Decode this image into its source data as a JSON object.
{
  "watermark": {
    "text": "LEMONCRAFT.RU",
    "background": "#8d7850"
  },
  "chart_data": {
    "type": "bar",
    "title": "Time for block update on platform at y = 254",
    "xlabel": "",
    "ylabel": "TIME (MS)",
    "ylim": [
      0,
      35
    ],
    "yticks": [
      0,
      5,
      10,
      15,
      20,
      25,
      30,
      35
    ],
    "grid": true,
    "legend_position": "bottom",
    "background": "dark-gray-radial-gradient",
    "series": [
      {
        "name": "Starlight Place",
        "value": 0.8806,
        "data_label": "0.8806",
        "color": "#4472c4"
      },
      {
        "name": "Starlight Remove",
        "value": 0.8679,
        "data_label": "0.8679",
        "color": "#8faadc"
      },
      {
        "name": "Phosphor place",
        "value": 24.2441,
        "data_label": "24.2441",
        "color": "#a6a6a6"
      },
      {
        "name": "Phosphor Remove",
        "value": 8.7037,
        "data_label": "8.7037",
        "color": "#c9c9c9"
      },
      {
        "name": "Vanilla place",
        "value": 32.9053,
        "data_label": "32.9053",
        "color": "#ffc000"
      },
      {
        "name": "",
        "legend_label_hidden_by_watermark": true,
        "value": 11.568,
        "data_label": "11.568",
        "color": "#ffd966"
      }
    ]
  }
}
- - - - - - -
▸ **TASK TO CARRY OUT**
Tally the lines of the listing in which the word "color" occurs, and state the total alone.

▸ **FULL SOLUTION**
6